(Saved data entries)
>> start
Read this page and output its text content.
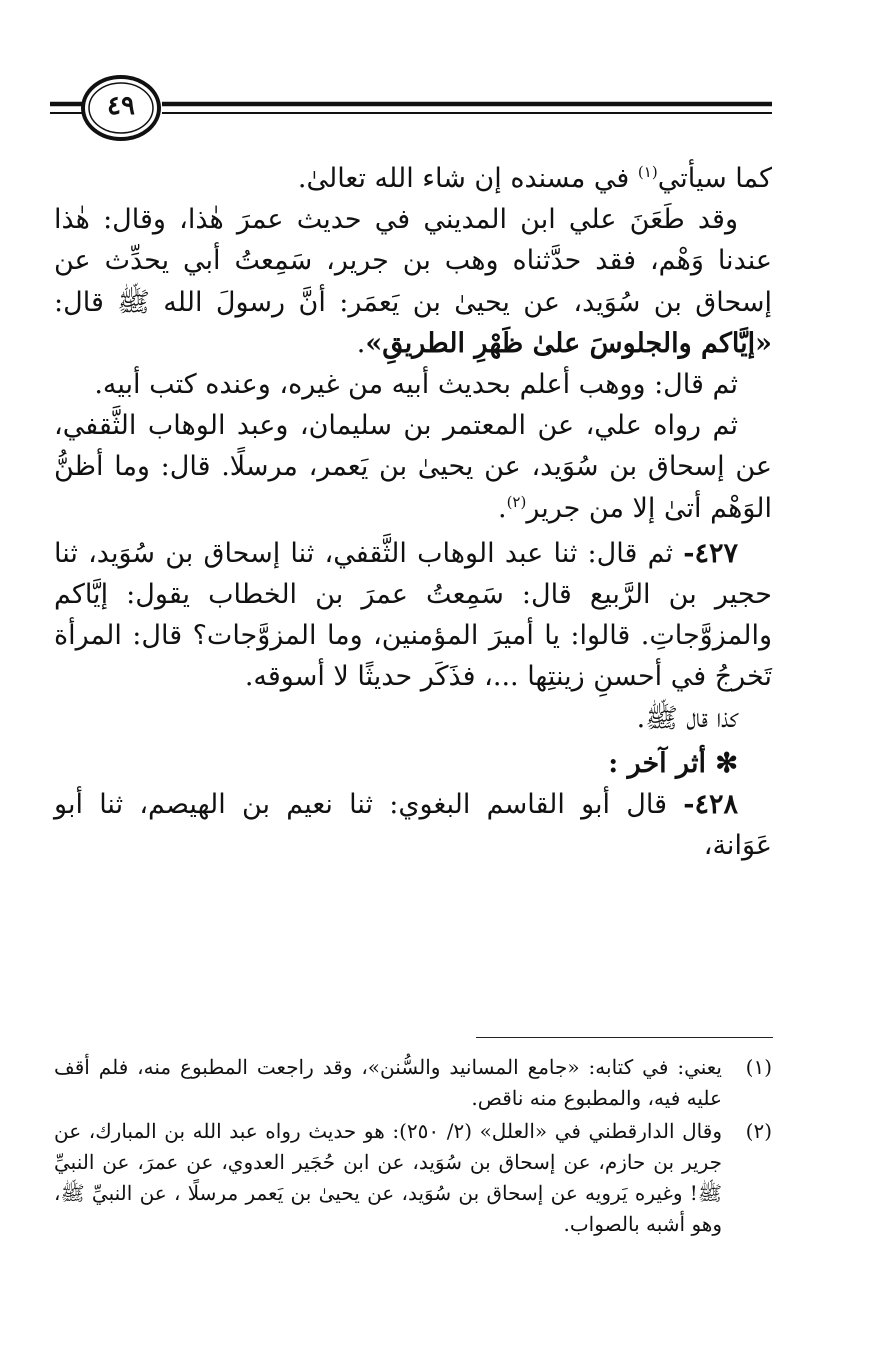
٤٩

كما سيأتي$^{(١)}$ في مسنده إن شاء الله تعالىٰ.

وقد طَعَنَ علي ابن المديني في حديث عمرَ هٰذا، وقال: هٰذا عندنا وَهْم، فقد حدَّثناه وهب بن جرير، سَمِعتُ أبي يحدِّث عن إسحاق بن سُوَيد، عن يحيىٰ بن يَعمَر: أنَّ رسولَ الله ﷺ قال: «إيَّاكم والجلوسَ علىٰ ظَهْرِ الطريقِ».

ثم قال: ووهب أعلم بحديث أبيه من غيره، وعنده كتب أبيه.

ثم رواه علي، عن المعتمر بن سليمان، وعبد الوهاب الثَّقفي، عن إسحاق بن سُوَيد، عن يحيىٰ بن يَعمر، مرسلًا. قال: وما أظنُّ الوَهْم أتىٰ إلا من جرير$^{(٢)}$.

٤٢٧- ثم قال: ثنا عبد الوهاب الثَّقفي، ثنا إسحاق بن سُوَيد، ثنا حجير بن الرَّبيع قال: سَمِعتُ عمرَ بن الخطاب يقول: إيَّاكم والمزوَّجاتِ. قالوا: يا أميرَ المؤمنين، وما المزوَّجات؟ قال: المرأة تَخرجُ في أحسنِ زينتِها ...، فذَكَر حديثًا لا أسوقه.

كذا قال ﷺ.

✻ أثر آخر :

٤٢٨- قال أبو القاسم البغوي: ثنا نعيم بن الهيصم، ثنا أبو عَوَانة،

(١)
يعني: في كتابه: «جامع المسانيد والسُّنن»، وقد راجعت المطبوع منه، فلم أقف عليه فيه، والمطبوع منه ناقص.
(٢)
وقال الدارقطني في «العلل» (٢/ ٢٥٠): هو حديث رواه عبد الله بن المبارك، عن جرير بن حازم، عن إسحاق بن سُوَيد، عن ابن حُجَير العدوي، عن عمرَ، عن النبيِّ ﷺ! وغيره يَرويه عن إسحاق بن سُوَيد، عن يحيىٰ بن يَعمر مرسلًا ، عن النبيِّ ﷺ، وهو أشبه بالصواب.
>> end
**SET PROBLEM:**
List each line of the records that holds the string "الوهاب".

**ANSWER:**
ثم رواه علي، عن المعتمر بن سليمان، وعبد الوهاب الثَّقفي، عن إسحاق بن سُوَيد، عن يحيىٰ بن يَعمر، مرسلًا. قال: وما أظنُّ الوَهْم أتىٰ إلا من جرير$^{(٢)}$.
٤٢٧- ثم قال: ثنا عبد الوهاب الثَّقفي، ثنا إسحاق بن سُوَيد، ثنا حجير بن الرَّبيع قال: سَمِعتُ عمرَ بن الخطاب يقول: إيَّاكم والمزوَّجاتِ. قالوا: يا أميرَ المؤمنين، وما المزوَّجات؟ قال: المرأة تَخرجُ في أحسنِ زينتِها ...، فذَكَر حديثًا لا أسوقه.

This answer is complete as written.